Using the data below, repeat all of it precisely.

SUPPLIED MATERIAL ::
--- start ---

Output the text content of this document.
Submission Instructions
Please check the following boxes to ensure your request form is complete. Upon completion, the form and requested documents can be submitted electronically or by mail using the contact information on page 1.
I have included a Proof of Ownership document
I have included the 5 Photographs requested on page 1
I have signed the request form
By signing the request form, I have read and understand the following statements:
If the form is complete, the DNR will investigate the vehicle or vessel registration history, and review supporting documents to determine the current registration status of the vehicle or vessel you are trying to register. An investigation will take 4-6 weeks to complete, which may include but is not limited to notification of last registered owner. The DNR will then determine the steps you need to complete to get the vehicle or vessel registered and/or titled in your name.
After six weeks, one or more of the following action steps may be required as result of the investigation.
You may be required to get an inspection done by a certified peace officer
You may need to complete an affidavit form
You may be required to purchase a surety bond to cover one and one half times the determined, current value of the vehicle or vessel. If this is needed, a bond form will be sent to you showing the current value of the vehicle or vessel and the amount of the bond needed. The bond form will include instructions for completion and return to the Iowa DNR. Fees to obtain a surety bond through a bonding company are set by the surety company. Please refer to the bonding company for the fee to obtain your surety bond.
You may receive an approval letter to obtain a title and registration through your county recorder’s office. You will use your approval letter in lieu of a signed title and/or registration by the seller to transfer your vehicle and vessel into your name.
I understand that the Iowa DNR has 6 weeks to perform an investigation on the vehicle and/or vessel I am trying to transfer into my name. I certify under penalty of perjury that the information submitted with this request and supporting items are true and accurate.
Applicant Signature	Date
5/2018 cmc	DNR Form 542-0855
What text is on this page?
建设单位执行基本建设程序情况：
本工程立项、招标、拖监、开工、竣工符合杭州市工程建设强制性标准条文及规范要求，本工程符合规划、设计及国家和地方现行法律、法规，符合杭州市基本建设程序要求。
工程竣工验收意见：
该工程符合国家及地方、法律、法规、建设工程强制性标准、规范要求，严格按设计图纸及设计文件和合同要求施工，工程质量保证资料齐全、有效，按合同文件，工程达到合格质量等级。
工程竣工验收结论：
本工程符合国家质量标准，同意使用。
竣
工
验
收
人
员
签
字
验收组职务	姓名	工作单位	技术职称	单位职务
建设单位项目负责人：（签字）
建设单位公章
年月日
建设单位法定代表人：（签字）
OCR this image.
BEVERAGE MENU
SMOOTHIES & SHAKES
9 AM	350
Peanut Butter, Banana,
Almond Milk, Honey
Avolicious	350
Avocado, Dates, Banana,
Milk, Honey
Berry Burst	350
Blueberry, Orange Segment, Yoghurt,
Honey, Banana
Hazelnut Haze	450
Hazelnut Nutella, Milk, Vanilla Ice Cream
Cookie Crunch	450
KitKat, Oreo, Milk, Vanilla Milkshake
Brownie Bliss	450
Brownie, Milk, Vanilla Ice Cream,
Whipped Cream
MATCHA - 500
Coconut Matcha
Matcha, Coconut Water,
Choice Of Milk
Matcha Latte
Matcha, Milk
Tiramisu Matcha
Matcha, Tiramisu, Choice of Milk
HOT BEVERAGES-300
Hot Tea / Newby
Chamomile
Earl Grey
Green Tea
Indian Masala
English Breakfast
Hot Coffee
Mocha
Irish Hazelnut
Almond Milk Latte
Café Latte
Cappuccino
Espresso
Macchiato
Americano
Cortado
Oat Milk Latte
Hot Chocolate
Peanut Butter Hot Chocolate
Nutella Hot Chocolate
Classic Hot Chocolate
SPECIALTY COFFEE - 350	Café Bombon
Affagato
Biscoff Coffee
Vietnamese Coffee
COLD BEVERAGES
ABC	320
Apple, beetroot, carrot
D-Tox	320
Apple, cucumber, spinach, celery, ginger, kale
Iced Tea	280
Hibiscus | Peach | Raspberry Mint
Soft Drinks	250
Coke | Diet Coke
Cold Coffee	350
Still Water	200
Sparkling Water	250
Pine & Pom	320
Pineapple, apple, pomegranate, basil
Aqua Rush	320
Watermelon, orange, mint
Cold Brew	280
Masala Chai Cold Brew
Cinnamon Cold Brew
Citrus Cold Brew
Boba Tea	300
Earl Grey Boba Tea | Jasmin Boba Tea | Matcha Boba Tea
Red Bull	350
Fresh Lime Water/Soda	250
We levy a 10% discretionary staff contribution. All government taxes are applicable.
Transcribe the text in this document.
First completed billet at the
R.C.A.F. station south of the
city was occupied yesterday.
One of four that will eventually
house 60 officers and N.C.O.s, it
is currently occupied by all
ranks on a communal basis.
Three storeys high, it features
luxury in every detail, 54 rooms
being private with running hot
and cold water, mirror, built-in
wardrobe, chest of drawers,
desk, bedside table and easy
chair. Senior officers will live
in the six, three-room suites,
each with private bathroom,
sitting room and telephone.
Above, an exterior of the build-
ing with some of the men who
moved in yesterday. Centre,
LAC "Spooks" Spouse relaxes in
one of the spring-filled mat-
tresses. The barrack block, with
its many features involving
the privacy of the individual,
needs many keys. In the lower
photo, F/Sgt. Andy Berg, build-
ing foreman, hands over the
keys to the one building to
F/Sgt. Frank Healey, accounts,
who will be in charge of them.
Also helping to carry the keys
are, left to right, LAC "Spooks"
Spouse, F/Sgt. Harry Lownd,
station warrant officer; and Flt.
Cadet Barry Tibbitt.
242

--- end ---

TASK ANSWER ::
Output the text content of this document.
Submission Instructions
Please check the following boxes to ensure your request form is complete. Upon completion, the form and requested documents can be submitted electronically or by mail using the contact information on page 1.
I have included a Proof of Ownership document
I have included the 5 Photographs requested on page 1
I have signed the request form
By signing the request form, I have read and understand the following statements:
If the form is complete, the DNR will investigate the vehicle or vessel registration history, and review supporting documents to determine the current registration status of the vehicle or vessel you are trying to register. An investigation will take 4-6 weeks to complete, which may include but is not limited to notification of last registered owner. The DNR will then determine the steps you need to complete to get the vehicle or vessel registered and/or titled in your name.
After six weeks, one or more of the following action steps may be required as result of the investigation.
You may be required to get an inspection done by a certified peace officer
You may need to complete an affidavit form
You may be required to purchase a surety bond to cover one and one half times the determined, current value of the vehicle or vessel. If this is needed, a bond form will be sent to you showing the current value of the vehicle or vessel and the amount of the bond needed. The bond form will include instructions for completion and return to the Iowa DNR. Fees to obtain a surety bond through a bonding company are set by the surety company. Please refer to the bonding company for the fee to obtain your surety bond.
You may receive an approval letter to obtain a title and registration through your county recorder’s office. You will use your approval letter in lieu of a signed title and/or registration by the seller to transfer your vehicle and vessel into your name.
I understand that the Iowa DNR has 6 weeks to perform an investigation on the vehicle and/or vessel I am trying to transfer into my name. I certify under penalty of perjury that the information submitted with this request and supporting items are true and accurate.
Applicant Signature	Date
5/2018 cmc	DNR Form 542-0855
What text is on this page?
建设单位执行基本建设程序情况：
本工程立项、招标、拖监、开工、竣工符合杭州市工程建设强制性标准条文及规范要求，本工程符合规划、设计及国家和地方现行法律、法规，符合杭州市基本建设程序要求。
工程竣工验收意见：
该工程符合国家及地方、法律、法规、建设工程强制性标准、规范要求，严格按设计图纸及设计文件和合同要求施工，工程质量保证资料齐全、有效，按合同文件，工程达到合格质量等级。
工程竣工验收结论：
本工程符合国家质量标准，同意使用。
竣
工
验
收
人
员
签
字
验收组职务	姓名	工作单位	技术职称	单位职务
建设单位项目负责人：（签字）
建设单位公章
年月日
建设单位法定代表人：（签字）
OCR this image.
BEVERAGE MENU
SMOOTHIES & SHAKES
9 AM	350
Peanut Butter, Banana,
Almond Milk, Honey
Avolicious	350
Avocado, Dates, Banana,
Milk, Honey
Berry Burst	350
Blueberry, Orange Segment, Yoghurt,
Honey, Banana
Hazelnut Haze	450
Hazelnut Nutella, Milk, Vanilla Ice Cream
Cookie Crunch	450
KitKat, Oreo, Milk, Vanilla Milkshake
Brownie Bliss	450
Brownie, Milk, Vanilla Ice Cream,
Whipped Cream
MATCHA - 500
Coconut Matcha
Matcha, Coconut Water,
Choice Of Milk
Matcha Latte
Matcha, Milk
Tiramisu Matcha
Matcha, Tiramisu, Choice of Milk
HOT BEVERAGES-300
Hot Tea / Newby
Chamomile
Earl Grey
Green Tea
Indian Masala
English Breakfast
Hot Coffee
Mocha
Irish Hazelnut
Almond Milk Latte
Café Latte
Cappuccino
Espresso
Macchiato
Americano
Cortado
Oat Milk Latte
Hot Chocolate
Peanut Butter Hot Chocolate
Nutella Hot Chocolate
Classic Hot Chocolate
SPECIALTY COFFEE - 350	Café Bombon
Affagato
Biscoff Coffee
Vietnamese Coffee
COLD BEVERAGES
ABC	320
Apple, beetroot, carrot
D-Tox	320
Apple, cucumber, spinach, celery, ginger, kale
Iced Tea	280
Hibiscus | Peach | Raspberry Mint
Soft Drinks	250
Coke | Diet Coke
Cold Coffee	350
Still Water	200
Sparkling Water	250
Pine & Pom	320
Pineapple, apple, pomegranate, basil
Aqua Rush	320
Watermelon, orange, mint
Cold Brew	280
Masala Chai Cold Brew
Cinnamon Cold Brew
Citrus Cold Brew
Boba Tea	300
Earl Grey Boba Tea | Jasmin Boba Tea | Matcha Boba Tea
Red Bull	350
Fresh Lime Water/Soda	250
We levy a 10% discretionary staff contribution. All government taxes are applicable.
Transcribe the text in this document.
First completed billet at the
R.C.A.F. station south of the
city was occupied yesterday.
One of four that will eventually
house 60 officers and N.C.O.s, it
is currently occupied by all
ranks on a communal basis.
Three storeys high, it features
luxury in every detail, 54 rooms
being private with running hot
and cold water, mirror, built-in
wardrobe, chest of drawers,
desk, bedside table and easy
chair. Senior officers will live
in the six, three-room suites,
each with private bathroom,
sitting room and telephone.
Above, an exterior of the build-
ing with some of the men who
moved in yesterday. Centre,
LAC "Spooks" Spouse relaxes in
one of the spring-filled mat-
tresses. The barrack block, with
its many features involving
the privacy of the individual,
needs many keys. In the lower
photo, F/Sgt. Andy Berg, build-
ing foreman, hands over the
keys to the one building to
F/Sgt. Frank Healey, accounts,
who will be in charge of them.
Also helping to carry the keys
are, left to right, LAC "Spooks"
Spouse, F/Sgt. Harry Lownd,
station warrant officer; and Flt.
Cadet Barry Tibbitt.
242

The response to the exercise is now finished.